To be done: Give a verbatim copy of the lines below, minus the pictures.

Start of Exercise materials

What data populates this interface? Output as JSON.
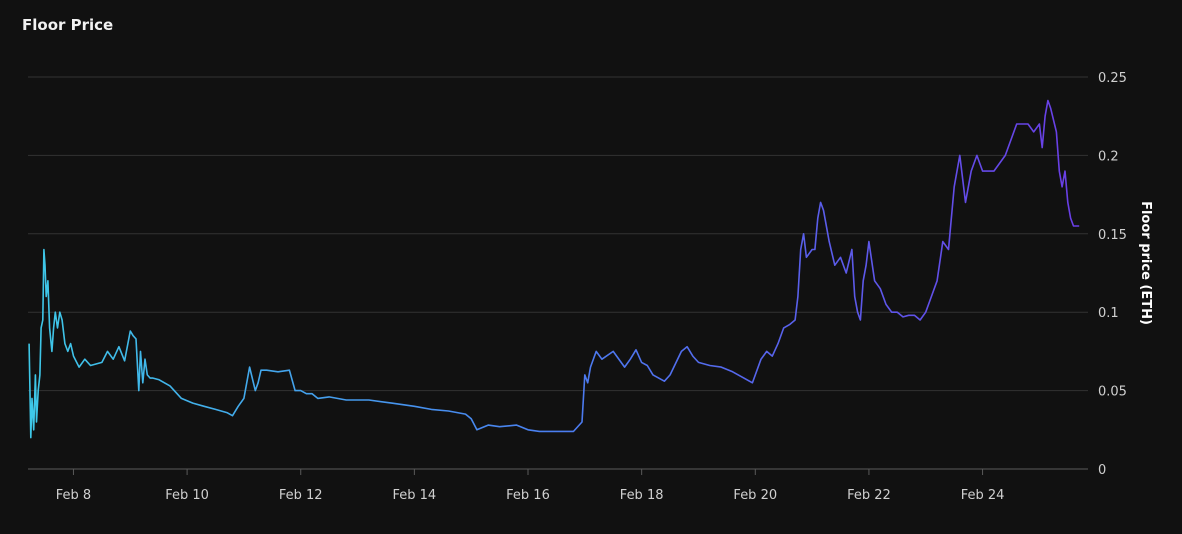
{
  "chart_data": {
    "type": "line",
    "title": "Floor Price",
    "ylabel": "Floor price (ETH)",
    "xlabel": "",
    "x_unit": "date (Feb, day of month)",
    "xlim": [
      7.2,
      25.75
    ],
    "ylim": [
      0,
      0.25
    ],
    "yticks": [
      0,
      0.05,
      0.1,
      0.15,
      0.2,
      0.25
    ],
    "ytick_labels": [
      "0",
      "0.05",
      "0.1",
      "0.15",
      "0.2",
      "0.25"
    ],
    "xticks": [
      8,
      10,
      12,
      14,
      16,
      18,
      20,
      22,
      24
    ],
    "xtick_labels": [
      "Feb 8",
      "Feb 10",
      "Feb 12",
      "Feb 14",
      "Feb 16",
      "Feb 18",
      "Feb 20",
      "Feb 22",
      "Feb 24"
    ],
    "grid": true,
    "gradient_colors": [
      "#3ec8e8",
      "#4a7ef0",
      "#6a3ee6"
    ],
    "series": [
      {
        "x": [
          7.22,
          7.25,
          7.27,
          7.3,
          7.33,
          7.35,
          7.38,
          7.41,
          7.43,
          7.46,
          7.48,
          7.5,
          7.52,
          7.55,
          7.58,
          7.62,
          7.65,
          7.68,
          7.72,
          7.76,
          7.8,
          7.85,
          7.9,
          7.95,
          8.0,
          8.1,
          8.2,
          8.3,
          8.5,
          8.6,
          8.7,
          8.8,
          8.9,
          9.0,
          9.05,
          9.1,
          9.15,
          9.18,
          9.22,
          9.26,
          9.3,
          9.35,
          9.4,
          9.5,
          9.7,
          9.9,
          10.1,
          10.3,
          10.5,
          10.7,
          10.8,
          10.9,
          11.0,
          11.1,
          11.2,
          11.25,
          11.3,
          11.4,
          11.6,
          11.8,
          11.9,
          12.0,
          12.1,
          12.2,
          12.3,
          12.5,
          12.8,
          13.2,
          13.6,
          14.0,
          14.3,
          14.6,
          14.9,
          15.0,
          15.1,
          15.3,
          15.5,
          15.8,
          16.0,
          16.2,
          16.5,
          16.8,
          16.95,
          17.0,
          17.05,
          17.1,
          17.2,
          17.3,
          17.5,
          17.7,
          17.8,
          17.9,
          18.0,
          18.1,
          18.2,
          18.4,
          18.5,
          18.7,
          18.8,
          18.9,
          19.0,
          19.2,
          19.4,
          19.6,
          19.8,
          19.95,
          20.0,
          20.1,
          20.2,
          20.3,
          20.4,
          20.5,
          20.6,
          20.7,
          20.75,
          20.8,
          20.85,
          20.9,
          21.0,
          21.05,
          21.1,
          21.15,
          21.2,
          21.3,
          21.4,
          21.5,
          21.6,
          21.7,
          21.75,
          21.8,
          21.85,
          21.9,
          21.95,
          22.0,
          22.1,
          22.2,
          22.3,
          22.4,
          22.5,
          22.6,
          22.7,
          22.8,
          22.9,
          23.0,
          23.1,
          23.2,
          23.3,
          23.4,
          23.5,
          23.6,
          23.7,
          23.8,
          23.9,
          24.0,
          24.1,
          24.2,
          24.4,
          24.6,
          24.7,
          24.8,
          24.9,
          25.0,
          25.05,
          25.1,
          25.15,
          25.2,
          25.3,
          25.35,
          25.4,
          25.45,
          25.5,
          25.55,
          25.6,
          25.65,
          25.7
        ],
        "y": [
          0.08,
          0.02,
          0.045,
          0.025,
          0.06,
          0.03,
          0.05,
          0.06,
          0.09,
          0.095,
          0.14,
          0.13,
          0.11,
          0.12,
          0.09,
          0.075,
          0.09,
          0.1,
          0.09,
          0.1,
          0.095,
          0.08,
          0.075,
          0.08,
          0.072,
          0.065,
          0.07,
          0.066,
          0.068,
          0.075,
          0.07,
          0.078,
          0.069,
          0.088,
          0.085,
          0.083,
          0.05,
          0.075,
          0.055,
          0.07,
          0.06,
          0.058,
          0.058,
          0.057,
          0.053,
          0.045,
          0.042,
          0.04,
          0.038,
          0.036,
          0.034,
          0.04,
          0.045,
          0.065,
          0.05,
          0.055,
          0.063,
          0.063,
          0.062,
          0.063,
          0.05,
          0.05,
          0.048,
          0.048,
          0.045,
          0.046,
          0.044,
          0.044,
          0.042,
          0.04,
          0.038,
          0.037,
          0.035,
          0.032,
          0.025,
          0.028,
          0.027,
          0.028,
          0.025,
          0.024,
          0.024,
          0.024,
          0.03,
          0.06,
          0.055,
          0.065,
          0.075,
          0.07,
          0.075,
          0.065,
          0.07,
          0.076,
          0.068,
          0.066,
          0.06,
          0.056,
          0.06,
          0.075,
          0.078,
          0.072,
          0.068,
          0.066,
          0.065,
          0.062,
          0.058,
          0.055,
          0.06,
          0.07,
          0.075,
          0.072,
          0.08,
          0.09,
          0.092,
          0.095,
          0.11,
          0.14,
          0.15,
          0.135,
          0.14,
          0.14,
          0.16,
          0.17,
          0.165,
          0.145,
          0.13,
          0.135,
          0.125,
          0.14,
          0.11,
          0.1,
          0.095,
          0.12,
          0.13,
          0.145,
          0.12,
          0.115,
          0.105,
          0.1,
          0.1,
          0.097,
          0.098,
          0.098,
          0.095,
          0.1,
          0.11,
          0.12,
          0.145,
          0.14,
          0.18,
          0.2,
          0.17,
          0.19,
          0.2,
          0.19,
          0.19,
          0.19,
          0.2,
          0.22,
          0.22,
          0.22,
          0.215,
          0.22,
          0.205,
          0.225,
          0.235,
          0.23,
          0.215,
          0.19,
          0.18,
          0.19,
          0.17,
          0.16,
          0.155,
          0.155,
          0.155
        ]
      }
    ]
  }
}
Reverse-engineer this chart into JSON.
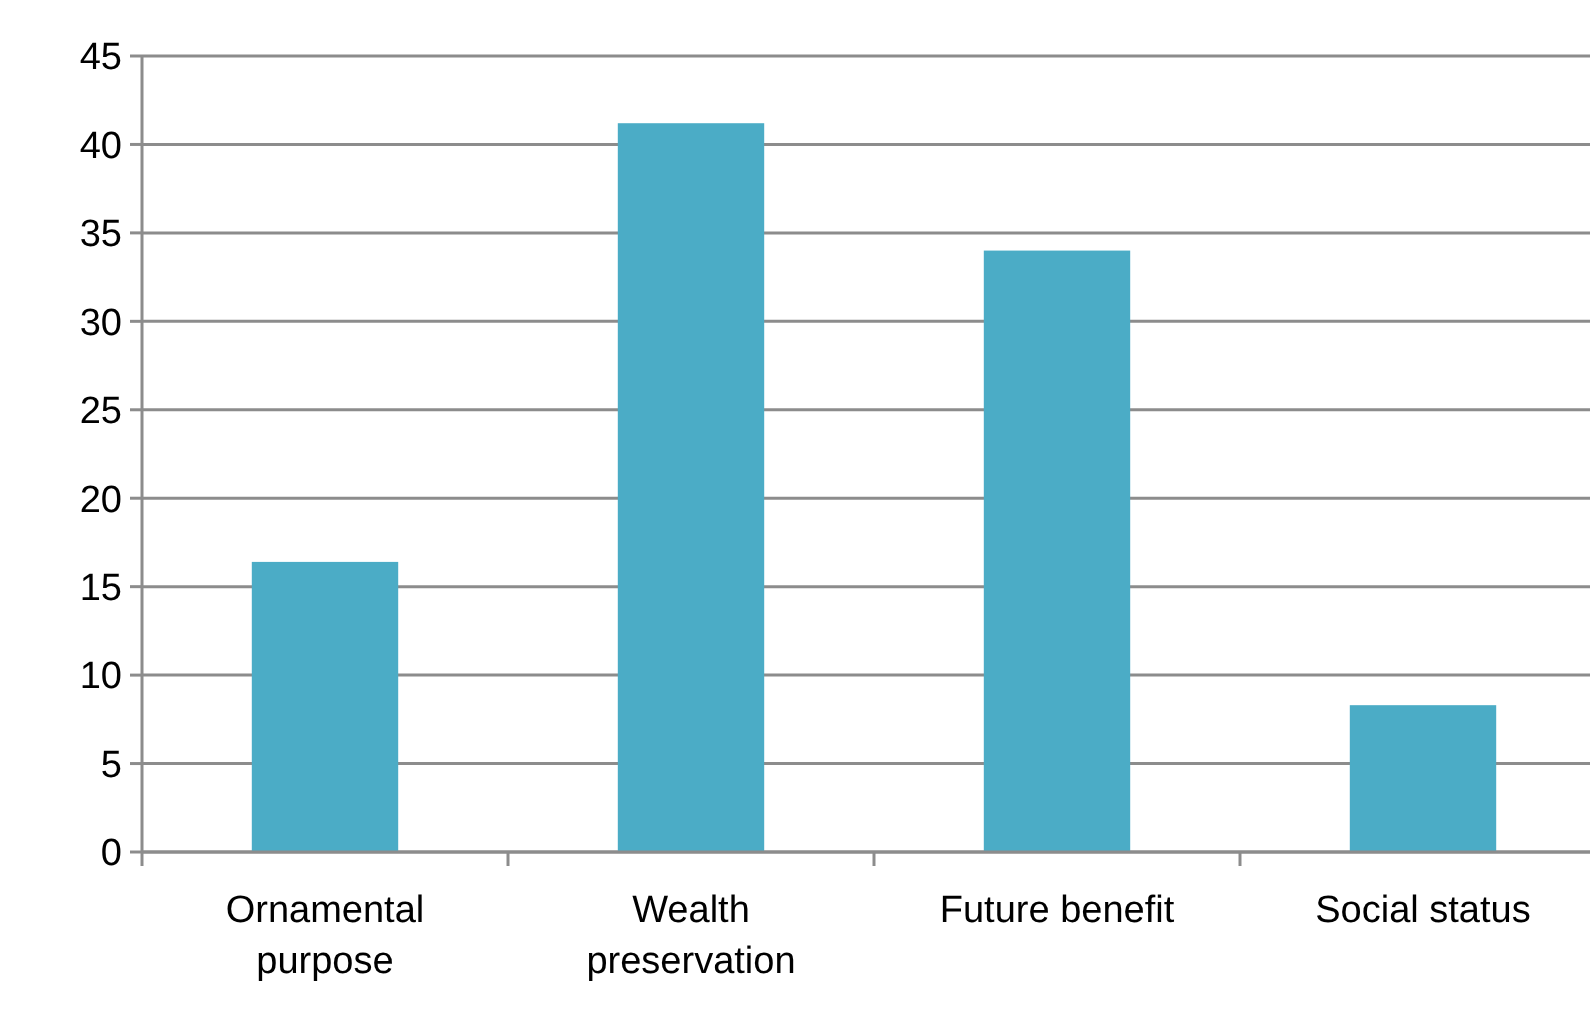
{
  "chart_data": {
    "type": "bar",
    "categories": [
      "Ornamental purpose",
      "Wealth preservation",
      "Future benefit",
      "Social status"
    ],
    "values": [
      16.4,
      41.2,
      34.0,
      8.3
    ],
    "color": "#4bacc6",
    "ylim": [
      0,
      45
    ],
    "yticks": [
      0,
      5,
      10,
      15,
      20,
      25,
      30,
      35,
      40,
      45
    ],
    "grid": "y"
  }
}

End of Exercise materials

Correct answer:
What data populates this interface? Output as JSON.
{
  "chart_data": {
    "type": "line",
    "title": "Floor Price",
    "ylabel": "Floor price (ETH)",
    "xlabel": "",
    "x_unit": "date (Feb, day of month)",
    "xlim": [
      7.2,
      25.75
    ],
    "ylim": [
      0,
      0.25
    ],
    "yticks": [
      0,
      0.05,
      0.1,
      0.15,
      0.2,
      0.25
    ],
    "ytick_labels": [
      "0",
      "0.05",
      "0.1",
      "0.15",
      "0.2",
      "0.25"
    ],
    "xticks": [
      8,
      10,
      12,
      14,
      16,
      18,
      20,
      22,
      24
    ],
    "xtick_labels": [
      "Feb 8",
      "Feb 10",
      "Feb 12",
      "Feb 14",
      "Feb 16",
      "Feb 18",
      "Feb 20",
      "Feb 22",
      "Feb 24"
    ],
    "grid": true,
    "gradient_colors": [
      "#3ec8e8",
      "#4a7ef0",
      "#6a3ee6"
    ],
    "series": [
      {
        "x": [
          7.22,
          7.25,
          7.27,
          7.3,
          7.33,
          7.35,
          7.38,
          7.41,
          7.43,
          7.46,
          7.48,
          7.5,
          7.52,
          7.55,
          7.58,
          7.62,
          7.65,
          7.68,
          7.72,
          7.76,
          7.8,
          7.85,
          7.9,
          7.95,
          8.0,
          8.1,
          8.2,
          8.3,
          8.5,
          8.6,
          8.7,
          8.8,
          8.9,
          9.0,
          9.05,
          9.1,
          9.15,
          9.18,
          9.22,
          9.26,
          9.3,
          9.35,
          9.4,
          9.5,
          9.7,
          9.9,
          10.1,
          10.3,
          10.5,
          10.7,
          10.8,
          10.9,
          11.0,
          11.1,
          11.2,
          11.25,
          11.3,
          11.4,
          11.6,
          11.8,
          11.9,
          12.0,
          12.1,
          12.2,
          12.3,
          12.5,
          12.8,
          13.2,
          13.6,
          14.0,
          14.3,
          14.6,
          14.9,
          15.0,
          15.1,
          15.3,
          15.5,
          15.8,
          16.0,
          16.2,
          16.5,
          16.8,
          16.95,
          17.0,
          17.05,
          17.1,
          17.2,
          17.3,
          17.5,
          17.7,
          17.8,
          17.9,
          18.0,
          18.1,
          18.2,
          18.4,
          18.5,
          18.7,
          18.8,
          18.9,
          19.0,
          19.2,
          19.4,
          19.6,
          19.8,
          19.95,
          20.0,
          20.1,
          20.2,
          20.3,
          20.4,
          20.5,
          20.6,
          20.7,
          20.75,
          20.8,
          20.85,
          20.9,
          21.0,
          21.05,
          21.1,
          21.15,
          21.2,
          21.3,
          21.4,
          21.5,
          21.6,
          21.7,
          21.75,
          21.8,
          21.85,
          21.9,
          21.95,
          22.0,
          22.1,
          22.2,
          22.3,
          22.4,
          22.5,
          22.6,
          22.7,
          22.8,
          22.9,
          23.0,
          23.1,
          23.2,
          23.3,
          23.4,
          23.5,
          23.6,
          23.7,
          23.8,
          23.9,
          24.0,
          24.1,
          24.2,
          24.4,
          24.6,
          24.7,
          24.8,
          24.9,
          25.0,
          25.05,
          25.1,
          25.15,
          25.2,
          25.3,
          25.35,
          25.4,
          25.45,
          25.5,
          25.55,
          25.6,
          25.65,
          25.7
        ],
        "y": [
          0.08,
          0.02,
          0.045,
          0.025,
          0.06,
          0.03,
          0.05,
          0.06,
          0.09,
          0.095,
          0.14,
          0.13,
          0.11,
          0.12,
          0.09,
          0.075,
          0.09,
          0.1,
          0.09,
          0.1,
          0.095,
          0.08,
          0.075,
          0.08,
          0.072,
          0.065,
          0.07,
          0.066,
          0.068,
          0.075,
          0.07,
          0.078,
          0.069,
          0.088,
          0.085,
          0.083,
          0.05,
          0.075,
          0.055,
          0.07,
          0.06,
          0.058,
          0.058,
          0.057,
          0.053,
          0.045,
          0.042,
          0.04,
          0.038,
          0.036,
          0.034,
          0.04,
          0.045,
          0.065,
          0.05,
          0.055,
          0.063,
          0.063,
          0.062,
          0.063,
          0.05,
          0.05,
          0.048,
          0.048,
          0.045,
          0.046,
          0.044,
          0.044,
          0.042,
          0.04,
          0.038,
          0.037,
          0.035,
          0.032,
          0.025,
          0.028,
          0.027,
          0.028,
          0.025,
          0.024,
          0.024,
          0.024,
          0.03,
          0.06,
          0.055,
          0.065,
          0.075,
          0.07,
          0.075,
          0.065,
          0.07,
          0.076,
          0.068,
          0.066,
          0.06,
          0.056,
          0.06,
          0.075,
          0.078,
          0.072,
          0.068,
          0.066,
          0.065,
          0.062,
          0.058,
          0.055,
          0.06,
          0.07,
          0.075,
          0.072,
          0.08,
          0.09,
          0.092,
          0.095,
          0.11,
          0.14,
          0.15,
          0.135,
          0.14,
          0.14,
          0.16,
          0.17,
          0.165,
          0.145,
          0.13,
          0.135,
          0.125,
          0.14,
          0.11,
          0.1,
          0.095,
          0.12,
          0.13,
          0.145,
          0.12,
          0.115,
          0.105,
          0.1,
          0.1,
          0.097,
          0.098,
          0.098,
          0.095,
          0.1,
          0.11,
          0.12,
          0.145,
          0.14,
          0.18,
          0.2,
          0.17,
          0.19,
          0.2,
          0.19,
          0.19,
          0.19,
          0.2,
          0.22,
          0.22,
          0.22,
          0.215,
          0.22,
          0.205,
          0.225,
          0.235,
          0.23,
          0.215,
          0.19,
          0.18,
          0.19,
          0.17,
          0.16,
          0.155,
          0.155,
          0.155
        ]
      }
    ]
  }
}
Reverse-engineer this chart into JSON.
{
  "chart_data": {
    "type": "bar",
    "categories": [
      "Ornamental purpose",
      "Wealth preservation",
      "Future benefit",
      "Social status"
    ],
    "values": [
      16.4,
      41.2,
      34.0,
      8.3
    ],
    "color": "#4bacc6",
    "ylim": [
      0,
      45
    ],
    "yticks": [
      0,
      5,
      10,
      15,
      20,
      25,
      30,
      35,
      40,
      45
    ],
    "grid": "y"
  }
}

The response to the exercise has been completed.